- Task to carry out -
Say only how many lines contain the word "Site".

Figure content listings
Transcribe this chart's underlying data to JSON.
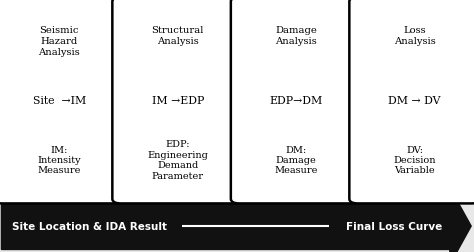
{
  "bg_color": "#e8e8e8",
  "box_bg": "#ffffff",
  "box_edge": "#000000",
  "arrow_color": "#111111",
  "text_color": "#000000",
  "boxes": [
    {
      "title": "Seismic\nHazard\nAnalysis",
      "line2": "Site  →IM",
      "line3": "IM:\nIntensity\nMeasure"
    },
    {
      "title": "Structural\nAnalysis",
      "line2": "IM →EDP",
      "line3": "EDP:\nEngineering\nDemand\nParameter"
    },
    {
      "title": "Damage\nAnalysis",
      "line2": "EDP→DM",
      "line3": "DM:\nDamage\nMeasure"
    },
    {
      "title": "Loss\nAnalysis",
      "line2": "DM → DV",
      "line3": "DV:\nDecision\nVariable"
    }
  ],
  "arrow_label_left": "Site Location & IDA Result",
  "arrow_label_right": "Final Loss Curve",
  "figsize": [
    4.74,
    2.53
  ],
  "dpi": 100
}
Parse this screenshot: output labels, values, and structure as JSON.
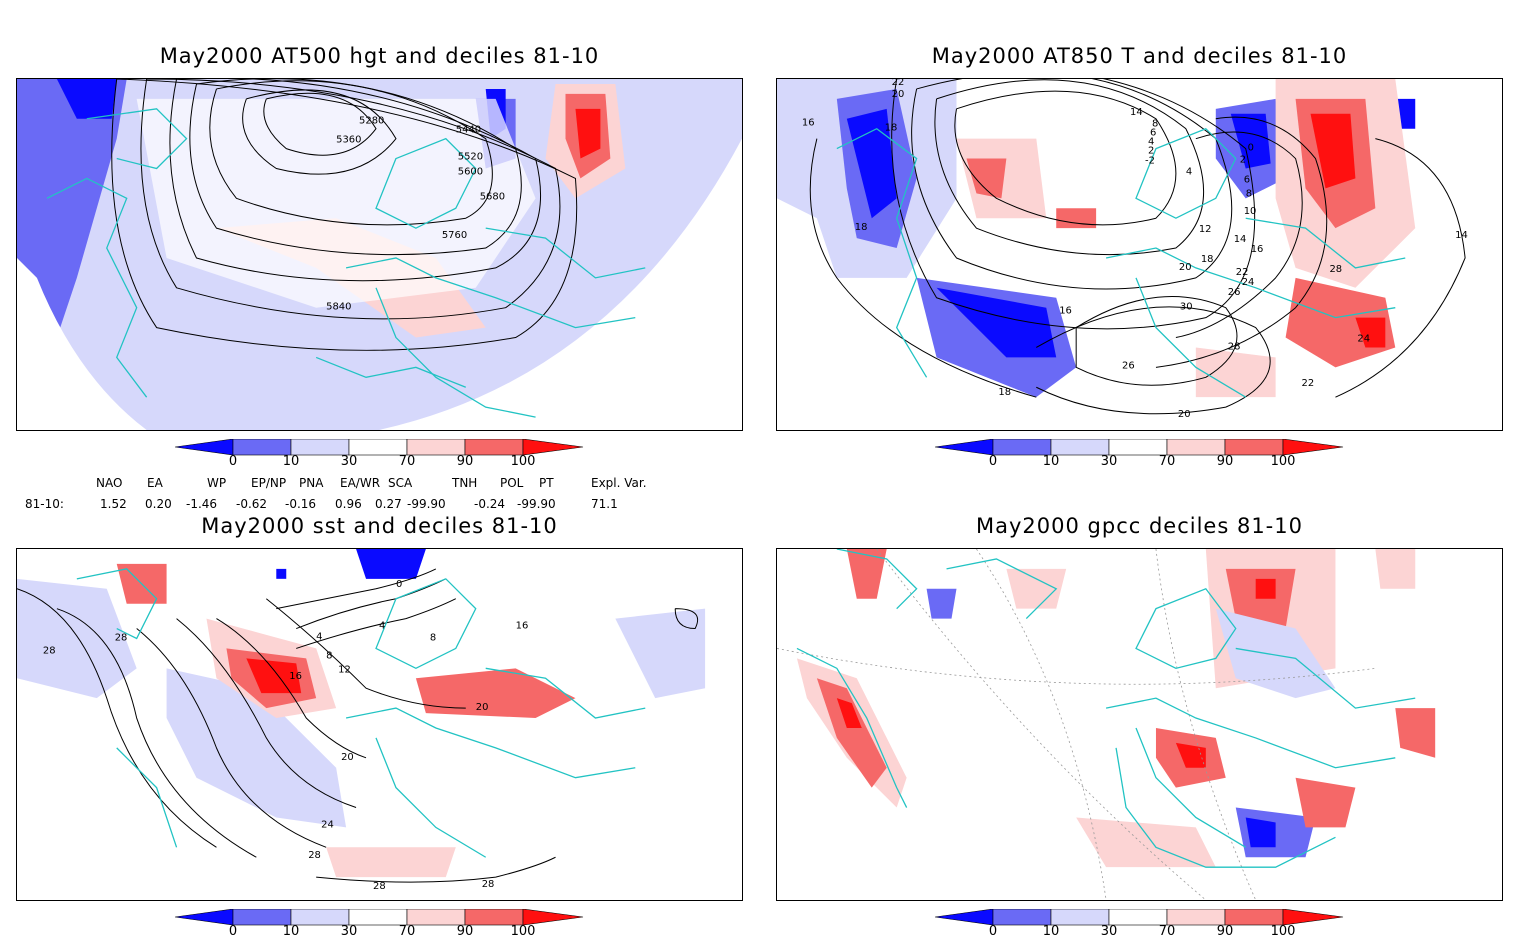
{
  "panels": [
    {
      "title": "May2000 AT500 hgt and deciles 81-10",
      "contours": [
        "5280",
        "5360",
        "5440",
        "5520",
        "5600",
        "5680",
        "5760",
        "5840"
      ]
    },
    {
      "title": "May2000 AT850 T and deciles 81-10",
      "contours": [
        "22",
        "20",
        "16",
        "18",
        "18",
        "0",
        "2",
        "4",
        "6",
        "8",
        "10",
        "12",
        "14",
        "16",
        "18",
        "20",
        "22",
        "24",
        "26",
        "28",
        "30",
        "28",
        "26",
        "24",
        "22",
        "20",
        "18",
        "16",
        "14",
        "-2",
        "2",
        "4",
        "6",
        "8",
        "14"
      ]
    },
    {
      "title": "May2000 sst and deciles 81-10",
      "contours": [
        "28",
        "28",
        "0",
        "4",
        "4",
        "8",
        "8",
        "12",
        "16",
        "16",
        "20",
        "20",
        "24",
        "28",
        "28",
        "28"
      ]
    },
    {
      "title": "May2000 gpcc deciles 81-10",
      "contours": []
    }
  ],
  "colorbar": {
    "ticks": [
      "0",
      "10",
      "30",
      "70",
      "90",
      "100"
    ],
    "colors": [
      "#0a0aff",
      "#6a6af5",
      "#d6d8fb",
      "#ffffff",
      "#fcd4d4",
      "#f56868",
      "#ff1010"
    ]
  },
  "indices": {
    "headers": [
      "NAO",
      "EA",
      "WP",
      "EP/NP",
      "PNA",
      "EA/WR",
      "SCA",
      "TNH",
      "POL",
      "PT",
      "Expl. Var."
    ],
    "row_label": "81-10:",
    "values": [
      "1.52",
      "0.20",
      "-1.46",
      "-0.62",
      "-0.16",
      "0.96",
      "0.27",
      "-99.90",
      "-0.24",
      "-99.90",
      "71.1"
    ]
  },
  "map_colors": {
    "coast": "#22c3c3",
    "blue_dark": "#0a0aff",
    "blue_mid": "#6a6af5",
    "blue_light": "#d6d8fb",
    "red_light": "#fcd4d4",
    "red_mid": "#f56868",
    "red_dark": "#ff1010"
  }
}
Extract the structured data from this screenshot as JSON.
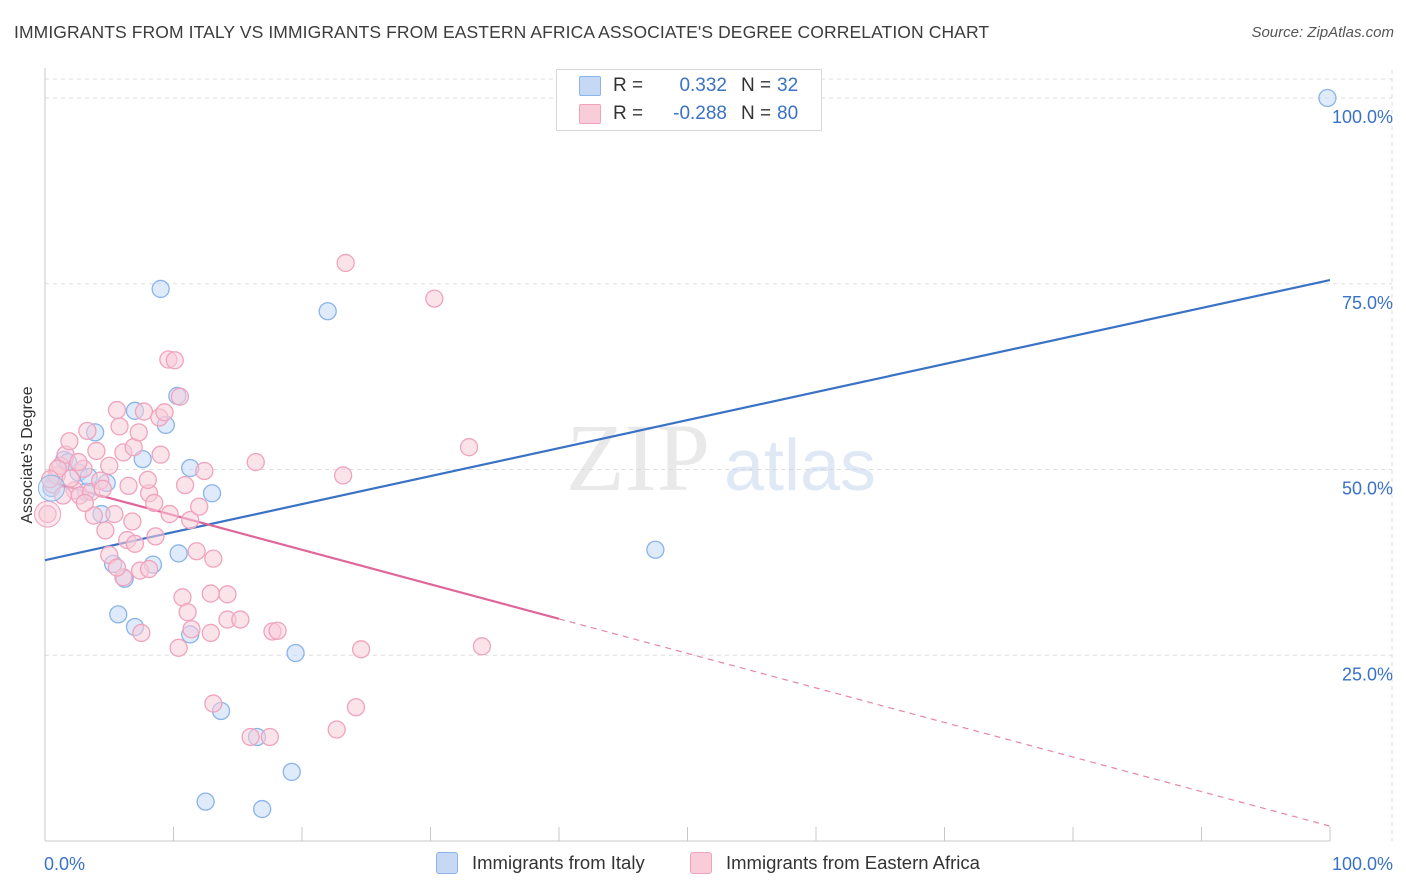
{
  "chart_data": {
    "type": "scatter",
    "title": "IMMIGRANTS FROM ITALY VS IMMIGRANTS FROM EASTERN AFRICA ASSOCIATE'S DEGREE CORRELATION CHART",
    "source": "Source: ZipAtlas.com",
    "ylabel": "Associate's Degree",
    "xlabel": "",
    "xlim": [
      0,
      100
    ],
    "ylim": [
      0,
      100
    ],
    "x_ticks": [
      {
        "value": 0,
        "label": "0.0%"
      },
      {
        "value": 100,
        "label": "100.0%"
      }
    ],
    "y_ticks": [
      {
        "value": 25,
        "label": "25.0%"
      },
      {
        "value": 50,
        "label": "50.0%"
      },
      {
        "value": 75,
        "label": "75.0%"
      },
      {
        "value": 100,
        "label": "100.0%"
      }
    ],
    "grid": true,
    "watermark": {
      "zip": "ZIP",
      "atlas": "atlas"
    },
    "legend_placement": "top-center",
    "series": [
      {
        "name": "Immigrants from Italy",
        "color": "#8ab4ea",
        "fill": "#c5d9f5",
        "line_color": "#3a72c6",
        "r_label": "R =",
        "r_value": "0.332",
        "n_label": "N =",
        "n_value": "32",
        "trend": {
          "x0": 0,
          "y0": 37.8,
          "x1": 100,
          "y1": 75.5,
          "dashed_from": null
        },
        "points": [
          [
            3.9,
            55.0
          ],
          [
            1.5,
            51.3
          ],
          [
            2.6,
            49.6
          ],
          [
            4.8,
            48.2
          ],
          [
            3.2,
            47.0
          ],
          [
            0.5,
            47.5
          ],
          [
            4.4,
            44.0
          ],
          [
            7.0,
            57.9
          ],
          [
            9.4,
            56.0
          ],
          [
            10.3,
            59.9
          ],
          [
            7.6,
            51.4
          ],
          [
            11.3,
            50.2
          ],
          [
            13.0,
            46.8
          ],
          [
            9.0,
            74.3
          ],
          [
            22.0,
            71.3
          ],
          [
            99.8,
            100.0
          ],
          [
            47.5,
            39.2
          ],
          [
            10.4,
            38.7
          ],
          [
            5.3,
            37.3
          ],
          [
            8.4,
            37.2
          ],
          [
            6.2,
            35.3
          ],
          [
            5.7,
            30.5
          ],
          [
            7.0,
            28.8
          ],
          [
            11.3,
            27.8
          ],
          [
            19.5,
            25.3
          ],
          [
            13.7,
            17.5
          ],
          [
            16.5,
            14.0
          ],
          [
            19.2,
            9.3
          ],
          [
            12.5,
            5.3
          ],
          [
            16.9,
            4.3
          ],
          [
            1.8,
            51.0
          ],
          [
            3.4,
            49.0
          ]
        ]
      },
      {
        "name": "Immigrants from Eastern Africa",
        "color": "#f0a3bd",
        "fill": "#f8ccd9",
        "line_color": "#e0669a",
        "r_label": "R =",
        "r_value": "-0.288",
        "n_label": "N =",
        "n_value": "80",
        "trend": {
          "x0": 0,
          "y0": 48.5,
          "x1": 100,
          "y1": 2.0,
          "dashed_from": 40
        },
        "points": [
          [
            0.2,
            44.0
          ],
          [
            0.6,
            48.0
          ],
          [
            0.9,
            49.2
          ],
          [
            1.2,
            50.5
          ],
          [
            1.6,
            52.0
          ],
          [
            1.9,
            53.8
          ],
          [
            2.3,
            47.2
          ],
          [
            2.7,
            46.5
          ],
          [
            3.0,
            50.1
          ],
          [
            3.3,
            55.2
          ],
          [
            3.6,
            47.0
          ],
          [
            4.0,
            52.5
          ],
          [
            4.3,
            48.5
          ],
          [
            4.7,
            41.8
          ],
          [
            5.0,
            50.5
          ],
          [
            5.4,
            44.0
          ],
          [
            5.8,
            55.8
          ],
          [
            6.1,
            52.3
          ],
          [
            6.5,
            47.8
          ],
          [
            6.9,
            53.0
          ],
          [
            7.3,
            55.0
          ],
          [
            7.7,
            57.8
          ],
          [
            8.1,
            46.8
          ],
          [
            8.5,
            45.5
          ],
          [
            8.9,
            57.0
          ],
          [
            9.3,
            57.7
          ],
          [
            9.6,
            64.8
          ],
          [
            10.1,
            64.7
          ],
          [
            10.5,
            59.8
          ],
          [
            10.9,
            47.9
          ],
          [
            11.3,
            43.2
          ],
          [
            8.0,
            48.6
          ],
          [
            5.6,
            58.0
          ],
          [
            12.4,
            49.8
          ],
          [
            16.4,
            51.0
          ],
          [
            23.2,
            49.2
          ],
          [
            23.4,
            77.8
          ],
          [
            30.3,
            73.0
          ],
          [
            33.0,
            53.0
          ],
          [
            5.0,
            38.5
          ],
          [
            6.1,
            35.5
          ],
          [
            7.4,
            36.4
          ],
          [
            5.6,
            36.8
          ],
          [
            8.1,
            36.6
          ],
          [
            10.7,
            32.8
          ],
          [
            11.1,
            30.8
          ],
          [
            13.1,
            38.0
          ],
          [
            12.9,
            33.3
          ],
          [
            14.2,
            33.2
          ],
          [
            14.2,
            29.8
          ],
          [
            12.9,
            28.0
          ],
          [
            15.2,
            29.8
          ],
          [
            17.7,
            28.2
          ],
          [
            18.1,
            28.3
          ],
          [
            7.5,
            28.0
          ],
          [
            10.4,
            26.0
          ],
          [
            11.4,
            28.5
          ],
          [
            24.6,
            25.8
          ],
          [
            34.0,
            26.2
          ],
          [
            13.1,
            18.5
          ],
          [
            24.2,
            18.0
          ],
          [
            22.7,
            15.0
          ],
          [
            17.5,
            14.0
          ],
          [
            16.0,
            14.0
          ],
          [
            2.0,
            48.8
          ],
          [
            3.8,
            43.8
          ],
          [
            6.4,
            40.5
          ],
          [
            1.0,
            50.1
          ],
          [
            0.4,
            48.7
          ],
          [
            9.0,
            52.0
          ],
          [
            2.6,
            51.0
          ],
          [
            4.5,
            47.4
          ],
          [
            7.0,
            40.0
          ],
          [
            1.4,
            46.5
          ],
          [
            3.1,
            45.5
          ],
          [
            6.8,
            43.0
          ],
          [
            9.7,
            44.0
          ],
          [
            12.0,
            45.0
          ],
          [
            8.6,
            41.0
          ],
          [
            11.8,
            39.0
          ]
        ]
      }
    ]
  }
}
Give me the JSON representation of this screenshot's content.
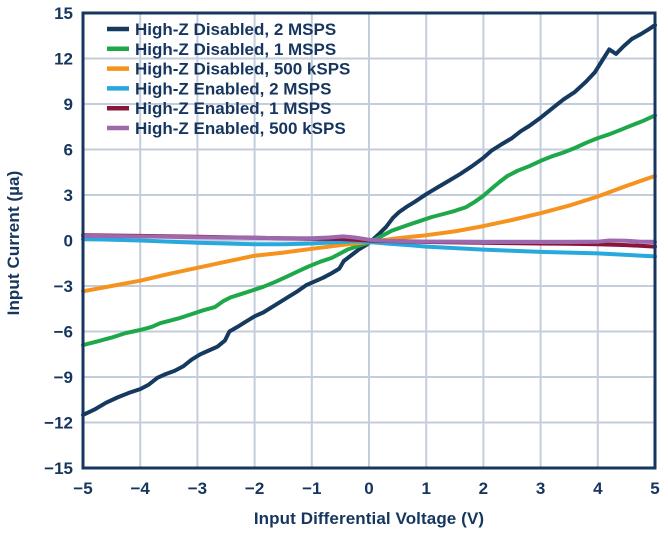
{
  "chart_data": {
    "type": "line",
    "title": "",
    "xlabel": "Input Differential Voltage (V)",
    "ylabel": "Input Current (µa)",
    "xlim": [
      -5,
      5
    ],
    "ylim": [
      -15,
      15
    ],
    "xticks": [
      -5,
      -4,
      -3,
      -2,
      -1,
      0,
      1,
      2,
      3,
      4,
      5
    ],
    "yticks": [
      -15,
      -12,
      -9,
      -6,
      -3,
      0,
      3,
      6,
      9,
      12,
      15
    ],
    "grid": true,
    "legend_position": "top-left",
    "series": [
      {
        "name": "High-Z Disabled, 2 MSPS",
        "color": "#16395F",
        "x": [
          -5,
          -4.8,
          -4.6,
          -4.4,
          -4.2,
          -4,
          -3.85,
          -3.7,
          -3.55,
          -3.4,
          -3.25,
          -3.1,
          -2.95,
          -2.8,
          -2.65,
          -2.52,
          -2.44,
          -2.3,
          -2.15,
          -2,
          -1.85,
          -1.7,
          -1.55,
          -1.4,
          -1.25,
          -1.1,
          -0.95,
          -0.8,
          -0.65,
          -0.52,
          -0.44,
          -0.3,
          -0.18,
          -0.05,
          0.05,
          0.18,
          0.3,
          0.42,
          0.52,
          0.65,
          0.8,
          1,
          1.2,
          1.4,
          1.6,
          1.8,
          2,
          2.15,
          2.3,
          2.5,
          2.65,
          2.8,
          3,
          3.2,
          3.4,
          3.6,
          3.8,
          3.95,
          4.1,
          4.2,
          4.32,
          4.45,
          4.6,
          4.75,
          4.88,
          5
        ],
        "y": [
          -11.5,
          -11.15,
          -10.7,
          -10.35,
          -10.05,
          -9.8,
          -9.5,
          -9.05,
          -8.8,
          -8.6,
          -8.3,
          -7.85,
          -7.5,
          -7.25,
          -7,
          -6.6,
          -6,
          -5.7,
          -5.35,
          -5,
          -4.75,
          -4.4,
          -4.05,
          -3.7,
          -3.35,
          -2.95,
          -2.7,
          -2.45,
          -2.15,
          -1.85,
          -1.35,
          -0.95,
          -0.6,
          -0.3,
          0,
          0.45,
          0.9,
          1.5,
          1.85,
          2.2,
          2.55,
          3.05,
          3.5,
          3.95,
          4.4,
          4.9,
          5.45,
          5.95,
          6.3,
          6.75,
          7.2,
          7.55,
          8.1,
          8.7,
          9.3,
          9.8,
          10.5,
          11.1,
          12,
          12.6,
          12.3,
          12.8,
          13.3,
          13.6,
          13.9,
          14.2
        ]
      },
      {
        "name": "High-Z Disabled, 1 MSPS",
        "color": "#1FA84A",
        "x": [
          -5,
          -4.75,
          -4.5,
          -4.25,
          -4,
          -3.8,
          -3.65,
          -3.5,
          -3.3,
          -3.1,
          -2.9,
          -2.7,
          -2.55,
          -2.42,
          -2.25,
          -2.05,
          -1.85,
          -1.65,
          -1.45,
          -1.25,
          -1.05,
          -0.85,
          -0.65,
          -0.5,
          -0.38,
          -0.22,
          -0.1,
          0,
          0.12,
          0.25,
          0.4,
          0.55,
          0.7,
          0.9,
          1.1,
          1.3,
          1.5,
          1.7,
          1.85,
          2,
          2.12,
          2.28,
          2.42,
          2.6,
          2.8,
          3,
          3.2,
          3.4,
          3.6,
          3.8,
          4,
          4.2,
          4.4,
          4.6,
          4.8,
          5
        ],
        "y": [
          -6.9,
          -6.65,
          -6.4,
          -6.1,
          -5.9,
          -5.7,
          -5.45,
          -5.3,
          -5.1,
          -4.85,
          -4.6,
          -4.4,
          -4,
          -3.75,
          -3.55,
          -3.3,
          -3.05,
          -2.75,
          -2.4,
          -2.05,
          -1.7,
          -1.4,
          -1.15,
          -0.85,
          -0.6,
          -0.4,
          -0.25,
          -0.15,
          0.1,
          0.35,
          0.65,
          0.85,
          1.05,
          1.3,
          1.55,
          1.75,
          1.95,
          2.2,
          2.55,
          2.95,
          3.35,
          3.85,
          4.25,
          4.6,
          4.9,
          5.25,
          5.55,
          5.8,
          6.1,
          6.45,
          6.75,
          7,
          7.3,
          7.6,
          7.9,
          8.25
        ]
      },
      {
        "name": "High-Z Disabled, 500 kSPS",
        "color": "#F6921E",
        "x": [
          -5,
          -4.5,
          -4,
          -3.5,
          -3,
          -2.5,
          -2,
          -1.5,
          -1,
          -0.5,
          0,
          0.5,
          1,
          1.5,
          2,
          2.5,
          3,
          3.5,
          4,
          4.5,
          5
        ],
        "y": [
          -3.35,
          -3,
          -2.65,
          -2.2,
          -1.8,
          -1.4,
          -1,
          -0.8,
          -0.55,
          -0.3,
          -0.1,
          0.15,
          0.35,
          0.6,
          0.95,
          1.35,
          1.8,
          2.3,
          2.9,
          3.6,
          4.25
        ]
      },
      {
        "name": "High-Z Enabled, 2 MSPS",
        "color": "#28A9DE",
        "x": [
          -5,
          -4,
          -3,
          -2.5,
          -2,
          -1.5,
          -1,
          -0.5,
          -0.2,
          0,
          0.3,
          0.7,
          1,
          1.5,
          2,
          2.5,
          3,
          3.5,
          4,
          4.5,
          5
        ],
        "y": [
          0.1,
          0,
          -0.15,
          -0.2,
          -0.25,
          -0.25,
          -0.2,
          -0.1,
          -0.05,
          -0.1,
          -0.2,
          -0.3,
          -0.4,
          -0.5,
          -0.6,
          -0.68,
          -0.75,
          -0.8,
          -0.85,
          -0.95,
          -1.05
        ]
      },
      {
        "name": "High-Z Enabled, 1 MSPS",
        "color": "#8A1538",
        "x": [
          -5,
          -4,
          -3,
          -2,
          -1,
          -0.5,
          0,
          0.5,
          1,
          2,
          3,
          3.5,
          4,
          4.5,
          5
        ],
        "y": [
          0.35,
          0.3,
          0.25,
          0.18,
          0.12,
          0.1,
          0,
          -0.05,
          -0.1,
          -0.15,
          -0.2,
          -0.22,
          -0.25,
          -0.3,
          -0.4
        ]
      },
      {
        "name": "High-Z Enabled, 500 kSPS",
        "color": "#9D68AE",
        "x": [
          -5,
          -4,
          -3,
          -2,
          -1.5,
          -1,
          -0.7,
          -0.45,
          -0.25,
          0,
          0.3,
          0.7,
          1,
          1.5,
          2,
          2.5,
          3,
          3.5,
          4,
          4.2,
          4.5,
          4.75,
          5
        ],
        "y": [
          0.3,
          0.27,
          0.22,
          0.18,
          0.15,
          0.15,
          0.2,
          0.27,
          0.2,
          0.05,
          -0.02,
          -0.05,
          -0.07,
          -0.08,
          -0.1,
          -0.1,
          -0.1,
          -0.1,
          -0.08,
          0,
          -0.02,
          -0.08,
          -0.1
        ]
      }
    ]
  },
  "styles": {
    "background": "#FFFFFF",
    "axis_color": "#16365F",
    "grid_color": "#C3CDDB",
    "text_color": "#16365F"
  }
}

- Output of the exercise -
2